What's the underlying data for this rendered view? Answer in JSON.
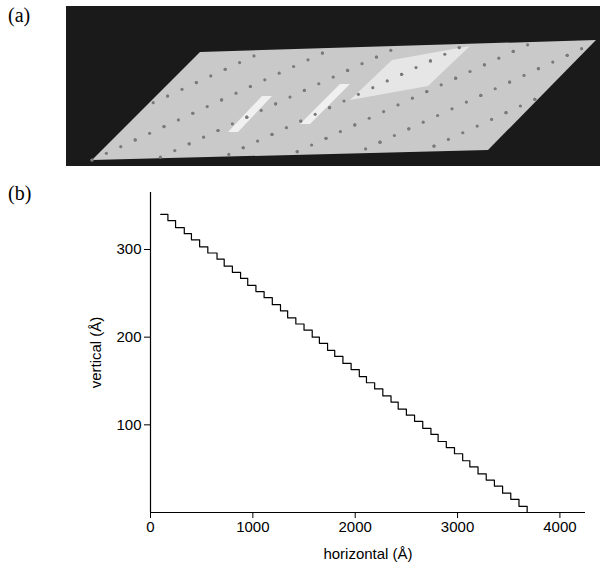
{
  "image_panel": {
    "label": "(a)"
  },
  "chart_data": {
    "type": "line",
    "panel_label": "(b)",
    "x_label": "horizontal (Å)",
    "y_label": "vertical (Å)",
    "x": [
      100,
      170,
      245,
      330,
      400,
      480,
      560,
      650,
      720,
      800,
      880,
      950,
      1030,
      1110,
      1190,
      1270,
      1340,
      1420,
      1500,
      1580,
      1650,
      1730,
      1800,
      1880,
      1960,
      2040,
      2110,
      2190,
      2270,
      2350,
      2420,
      2500,
      2580,
      2660,
      2740,
      2810,
      2890,
      2970,
      3050,
      3120,
      3200,
      3280,
      3360,
      3440,
      3520,
      3600,
      3680
    ],
    "values": [
      340,
      333,
      325,
      318,
      311,
      303,
      296,
      289,
      281,
      274,
      267,
      259,
      252,
      245,
      237,
      230,
      222,
      215,
      208,
      200,
      193,
      185,
      178,
      170,
      163,
      155,
      148,
      141,
      133,
      126,
      118,
      111,
      104,
      96,
      89,
      81,
      74,
      67,
      59,
      52,
      44,
      37,
      30,
      22,
      15,
      7,
      0
    ],
    "color": "#000000",
    "line_style": "step",
    "xlim": [
      0,
      4250
    ],
    "xticks": [
      0,
      1000,
      2000,
      3000,
      4000
    ],
    "ylim": [
      0,
      365
    ],
    "yticks": [
      100,
      200,
      300
    ],
    "grid": false
  }
}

§ **Task**
Restate each entry word for word, please, but drop any images it holds.

§ **Expected answer**
What's the underlying data for this rendered view? Answer in JSON.
{
  "image_panel": {
    "label": "(a)"
  },
  "chart_data": {
    "type": "line",
    "panel_label": "(b)",
    "x_label": "horizontal (Å)",
    "y_label": "vertical (Å)",
    "x": [
      100,
      170,
      245,
      330,
      400,
      480,
      560,
      650,
      720,
      800,
      880,
      950,
      1030,
      1110,
      1190,
      1270,
      1340,
      1420,
      1500,
      1580,
      1650,
      1730,
      1800,
      1880,
      1960,
      2040,
      2110,
      2190,
      2270,
      2350,
      2420,
      2500,
      2580,
      2660,
      2740,
      2810,
      2890,
      2970,
      3050,
      3120,
      3200,
      3280,
      3360,
      3440,
      3520,
      3600,
      3680
    ],
    "values": [
      340,
      333,
      325,
      318,
      311,
      303,
      296,
      289,
      281,
      274,
      267,
      259,
      252,
      245,
      237,
      230,
      222,
      215,
      208,
      200,
      193,
      185,
      178,
      170,
      163,
      155,
      148,
      141,
      133,
      126,
      118,
      111,
      104,
      96,
      89,
      81,
      74,
      67,
      59,
      52,
      44,
      37,
      30,
      22,
      15,
      7,
      0
    ],
    "color": "#000000",
    "line_style": "step",
    "xlim": [
      0,
      4250
    ],
    "xticks": [
      0,
      1000,
      2000,
      3000,
      4000
    ],
    "ylim": [
      0,
      365
    ],
    "yticks": [
      100,
      200,
      300
    ],
    "grid": false
  }
}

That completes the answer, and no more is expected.